Task A: Can you rewrite the passage of the TIRZ lawsuit text starting at "If so, a Bunch" and ending at "in recent lawsuits.", putting "municipal lawyer" in place of "City Attorney"?
Task B: Which people does the text on the TIRZ lawsuit mention, whether by name or by official title?

** Begin Source text **

Is there really a “But For” test

IS THERE REALLY A “BUT FOR” TEST IN THE TIRZ LAW?

The forthcoming ruling in Bill Bunch’s South Central Waterfront TIRZ lawsuit, which could come down any day now, promises to be a watershed moment for the political struggle over the last few years between the emerging New Austin and the Old.

Bill Bunch has just filed another lawsuit against yet another Endeavor project, this time challenging the zoning for the Borden Plant redevelopment on the Eastside.  There’s no indication he plans to slow down.  All this comes on the heels of recent big wins by Bunch’s compatriot Doug Becker, successfully striking down the City’s 2019 land use rewrite and several piecemeal follow-ups (although the HOME Ordinance has so far gone unchallenged).

Meanwhile the Related Cos. have announced plans to build their own modern mixed-use mini-downtown in the SCWF-TIRZ.  If the SCWF-TIRZ is enjoined, will this project be in jeopardy as well?

If so, a Bunch victory in the SCWF-TIRZ case could force a public reckoning over the direction of Austin growth and development.  A Bunch defeat, however, could go a long way towards moving past this municipal existential crisis.

At present Bunch has the stronger argument in the TIRZ case, because the City Attorney has essentially agreed with his reading of Section 311 of the Texas Tax Code, while asking the Court for “deference” to City determinations.  However, “deference” to City decision making has not been a winning argument in recent lawsuits.

Interestingly, though, the City may not need such deference to be granted, after all.  Section 311 is a very interesting part of the Texas Tax Code, that, when read with Bunch’s and the City’s interpretation in mind, appears to be logically incoherent. This raises the question of whether their interpretation might be incorrect. If it can be shown that a different interpretation makes the entire section become coherent, the very premise of their interpretation could be questioned.

Consider the following two statements:

A) “You may attend tonight’s outdoor concert if you have a ticket”

“However,”

B) “We may cancel tonight’s outdoor concert if it begins to thunder”.

May and if are doing very different things in those two statements.  Now, consider the half sentence in Section 311 on which all of Bunch’s (and the City’s) argument rests:

“(a) The governing body … may designate a contiguous geographic area in the county …. a reinvestment zone to promote development or redevelopment of the area if the governing body determines that development or redevelopment would not occur solely through private investment in the reasonably foreseeable future.”

My Clintonian parsing of this language may seem absurd, but remember that the City Attorney’s argument, partly, rests on the meaning of “solely” and “reasonably foreseeable future”.  And it’s not clear how those words’ interpretations even help her argument, to be honest.

The history of the TIRZ law, which was originally open-ended, then struck down as unconstitutional over this very issue that Bunch is suing over, and then reinstated with a new narrower focus, certainly has led everyone to assume that A) is the proper reading of the crucial half sentence.  Additionally, the Attorney General at the time issued an opinion letter making clear that’s how he interpreted it.

** End Source text **
** Begin Record set **

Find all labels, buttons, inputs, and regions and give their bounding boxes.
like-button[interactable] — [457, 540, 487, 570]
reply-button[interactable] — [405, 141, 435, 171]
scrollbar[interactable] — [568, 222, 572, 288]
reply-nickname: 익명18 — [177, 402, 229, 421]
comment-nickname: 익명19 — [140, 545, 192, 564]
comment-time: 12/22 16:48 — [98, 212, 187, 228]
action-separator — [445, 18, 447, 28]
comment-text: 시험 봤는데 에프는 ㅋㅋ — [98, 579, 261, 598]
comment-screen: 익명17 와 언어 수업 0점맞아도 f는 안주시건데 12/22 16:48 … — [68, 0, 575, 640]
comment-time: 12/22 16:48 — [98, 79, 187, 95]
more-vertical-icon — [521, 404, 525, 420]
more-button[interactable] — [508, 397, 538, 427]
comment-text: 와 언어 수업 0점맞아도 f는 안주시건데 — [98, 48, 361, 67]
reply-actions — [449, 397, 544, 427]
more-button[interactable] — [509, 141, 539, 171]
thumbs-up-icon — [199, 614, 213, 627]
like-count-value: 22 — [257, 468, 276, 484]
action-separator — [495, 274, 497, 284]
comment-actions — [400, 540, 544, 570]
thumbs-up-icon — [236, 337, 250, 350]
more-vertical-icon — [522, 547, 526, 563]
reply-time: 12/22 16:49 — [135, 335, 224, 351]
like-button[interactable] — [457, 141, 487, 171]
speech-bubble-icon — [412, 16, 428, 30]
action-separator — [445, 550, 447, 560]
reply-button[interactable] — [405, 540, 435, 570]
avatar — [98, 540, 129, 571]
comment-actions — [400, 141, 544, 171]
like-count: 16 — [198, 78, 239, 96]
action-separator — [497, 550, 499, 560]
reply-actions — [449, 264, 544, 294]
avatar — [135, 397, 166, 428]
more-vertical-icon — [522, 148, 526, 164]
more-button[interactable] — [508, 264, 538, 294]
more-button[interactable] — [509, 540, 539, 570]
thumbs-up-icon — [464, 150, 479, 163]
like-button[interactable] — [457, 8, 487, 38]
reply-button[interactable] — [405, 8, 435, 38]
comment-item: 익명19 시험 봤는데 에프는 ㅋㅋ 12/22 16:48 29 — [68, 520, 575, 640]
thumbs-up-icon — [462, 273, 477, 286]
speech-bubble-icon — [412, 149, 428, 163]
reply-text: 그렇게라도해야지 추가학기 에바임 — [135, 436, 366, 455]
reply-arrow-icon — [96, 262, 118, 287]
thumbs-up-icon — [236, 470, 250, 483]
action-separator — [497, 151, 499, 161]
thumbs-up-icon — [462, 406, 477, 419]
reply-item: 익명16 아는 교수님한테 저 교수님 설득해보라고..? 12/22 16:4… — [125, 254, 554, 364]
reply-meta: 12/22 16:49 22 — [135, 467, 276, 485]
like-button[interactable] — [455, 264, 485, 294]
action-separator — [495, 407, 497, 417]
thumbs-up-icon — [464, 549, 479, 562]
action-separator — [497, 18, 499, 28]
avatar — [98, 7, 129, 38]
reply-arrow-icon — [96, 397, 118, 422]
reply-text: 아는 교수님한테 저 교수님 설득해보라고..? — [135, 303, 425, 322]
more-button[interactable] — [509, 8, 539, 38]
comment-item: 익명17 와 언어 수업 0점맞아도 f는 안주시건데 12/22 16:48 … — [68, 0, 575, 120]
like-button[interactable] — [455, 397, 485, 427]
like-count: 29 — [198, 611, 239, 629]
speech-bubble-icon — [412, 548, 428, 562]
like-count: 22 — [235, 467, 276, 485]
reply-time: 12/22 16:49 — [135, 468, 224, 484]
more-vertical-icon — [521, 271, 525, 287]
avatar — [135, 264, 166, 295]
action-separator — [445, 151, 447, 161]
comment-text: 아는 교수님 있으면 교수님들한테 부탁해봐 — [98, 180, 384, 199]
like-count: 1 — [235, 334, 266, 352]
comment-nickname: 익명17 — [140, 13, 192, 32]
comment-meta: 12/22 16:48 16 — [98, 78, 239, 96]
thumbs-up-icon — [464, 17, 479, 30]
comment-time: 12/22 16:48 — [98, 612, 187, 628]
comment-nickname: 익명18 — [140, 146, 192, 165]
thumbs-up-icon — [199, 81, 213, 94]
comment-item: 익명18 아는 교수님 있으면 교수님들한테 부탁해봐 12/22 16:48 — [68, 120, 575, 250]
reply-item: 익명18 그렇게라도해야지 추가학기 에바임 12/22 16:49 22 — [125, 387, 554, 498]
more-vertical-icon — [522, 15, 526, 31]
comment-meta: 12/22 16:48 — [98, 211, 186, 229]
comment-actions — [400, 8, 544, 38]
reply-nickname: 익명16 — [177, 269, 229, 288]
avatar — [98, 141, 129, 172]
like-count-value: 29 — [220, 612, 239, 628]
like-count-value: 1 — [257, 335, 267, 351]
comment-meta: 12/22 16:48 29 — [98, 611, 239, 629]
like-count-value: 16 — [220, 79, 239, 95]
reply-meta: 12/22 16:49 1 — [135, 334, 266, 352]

** End Record set **

Written solution A:
If so, a Bunch victory in the SCWF-TIRZ case could force a public reckoning over the direction of Austin growth and development.  A Bunch defeat, however, could go a long way towards moving past this municipal existential crisis.

At present Bunch has the stronger argument in the TIRZ case, because the municipal lawyer has essentially agreed with his reading of Section 311 of the Texas Tax Code, while asking the Court for “deference” to City determinations.  However, “deference” to City decision making has not been a winning argument in recent lawsuits.

Written solution B:
- Bill Bunch
- Doug Becker
- the City Attorney
- the Attorney General at the time